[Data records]
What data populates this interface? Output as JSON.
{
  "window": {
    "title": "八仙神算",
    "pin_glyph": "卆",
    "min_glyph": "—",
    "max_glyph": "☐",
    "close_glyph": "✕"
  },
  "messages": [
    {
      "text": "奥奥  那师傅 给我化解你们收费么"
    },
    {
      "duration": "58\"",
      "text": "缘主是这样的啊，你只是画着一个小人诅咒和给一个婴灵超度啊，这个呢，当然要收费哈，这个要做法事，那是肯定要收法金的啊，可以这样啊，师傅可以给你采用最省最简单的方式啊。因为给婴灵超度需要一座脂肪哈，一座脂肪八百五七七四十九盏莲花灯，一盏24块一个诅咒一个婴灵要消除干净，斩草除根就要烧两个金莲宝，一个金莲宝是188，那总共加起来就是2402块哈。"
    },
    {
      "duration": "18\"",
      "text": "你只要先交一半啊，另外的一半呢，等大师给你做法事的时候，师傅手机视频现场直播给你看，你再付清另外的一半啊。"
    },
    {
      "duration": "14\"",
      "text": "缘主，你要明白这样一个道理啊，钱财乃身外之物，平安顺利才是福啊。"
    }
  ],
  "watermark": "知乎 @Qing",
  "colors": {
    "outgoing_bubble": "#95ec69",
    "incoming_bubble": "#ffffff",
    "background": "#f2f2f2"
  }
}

**The request**
Report all lines of the material that contain the word "duration".

**Full output**
      "duration": "58\"",
      "duration": "18\"",
      "duration": "14\"",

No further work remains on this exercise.